▶ TASK PROMPT: Repeat the material below word for word and leave out all pictures.

Stored items from a collection
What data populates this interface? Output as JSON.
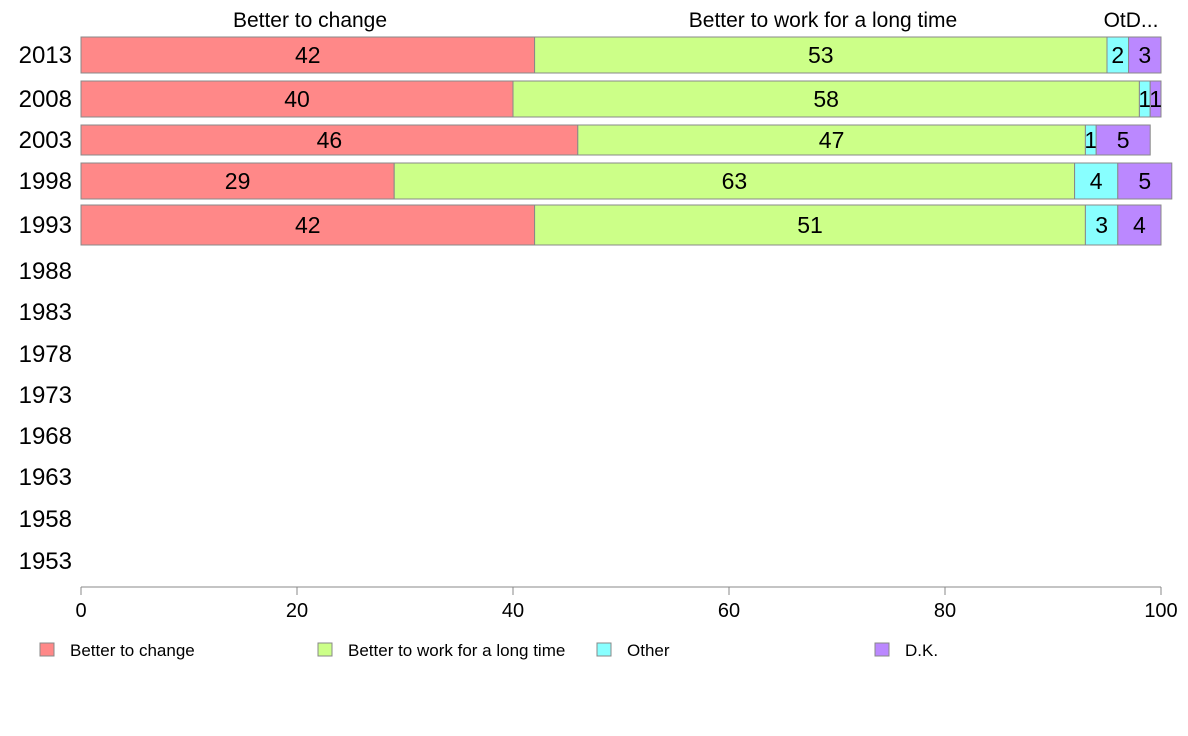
{
  "chart_data": {
    "type": "bar",
    "orientation": "horizontal",
    "stacked": true,
    "categories": [
      "2013",
      "2008",
      "2003",
      "1998",
      "1993",
      "1988",
      "1983",
      "1978",
      "1973",
      "1968",
      "1963",
      "1958",
      "1953"
    ],
    "series": [
      {
        "name": "Better to change",
        "color": "#ff8888",
        "values": [
          42,
          40,
          46,
          29,
          42,
          null,
          null,
          null,
          null,
          null,
          null,
          null,
          null
        ]
      },
      {
        "name": "Better to work for a long time",
        "color": "#ccff88",
        "values": [
          53,
          58,
          47,
          63,
          51,
          null,
          null,
          null,
          null,
          null,
          null,
          null,
          null
        ]
      },
      {
        "name": "Other",
        "color": "#88ffff",
        "values": [
          2,
          1,
          1,
          4,
          3,
          null,
          null,
          null,
          null,
          null,
          null,
          null,
          null
        ]
      },
      {
        "name": "D.K.",
        "color": "#bb88ff",
        "values": [
          3,
          1,
          5,
          5,
          4,
          null,
          null,
          null,
          null,
          null,
          null,
          null,
          null
        ]
      }
    ],
    "column_headers": [
      "Better to change",
      "Better to work for a long time",
      "OtD..."
    ],
    "xlim": [
      0,
      100
    ],
    "xticks": [
      0,
      20,
      40,
      60,
      80,
      100
    ],
    "grid": false,
    "legend_position": "bottom"
  }
}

▶ ANSWER FOR THIS EXERCISE:
What data populates this interface? Output as JSON.
{
  "chart_data": {
    "type": "bar",
    "orientation": "horizontal",
    "stacked": true,
    "categories": [
      "2013",
      "2008",
      "2003",
      "1998",
      "1993",
      "1988",
      "1983",
      "1978",
      "1973",
      "1968",
      "1963",
      "1958",
      "1953"
    ],
    "series": [
      {
        "name": "Better to change",
        "color": "#ff8888",
        "values": [
          42,
          40,
          46,
          29,
          42,
          null,
          null,
          null,
          null,
          null,
          null,
          null,
          null
        ]
      },
      {
        "name": "Better to work for a long time",
        "color": "#ccff88",
        "values": [
          53,
          58,
          47,
          63,
          51,
          null,
          null,
          null,
          null,
          null,
          null,
          null,
          null
        ]
      },
      {
        "name": "Other",
        "color": "#88ffff",
        "values": [
          2,
          1,
          1,
          4,
          3,
          null,
          null,
          null,
          null,
          null,
          null,
          null,
          null
        ]
      },
      {
        "name": "D.K.",
        "color": "#bb88ff",
        "values": [
          3,
          1,
          5,
          5,
          4,
          null,
          null,
          null,
          null,
          null,
          null,
          null,
          null
        ]
      }
    ],
    "column_headers": [
      "Better to change",
      "Better to work for a long time",
      "OtD..."
    ],
    "xlim": [
      0,
      100
    ],
    "xticks": [
      0,
      20,
      40,
      60,
      80,
      100
    ],
    "grid": false,
    "legend_position": "bottom"
  }
}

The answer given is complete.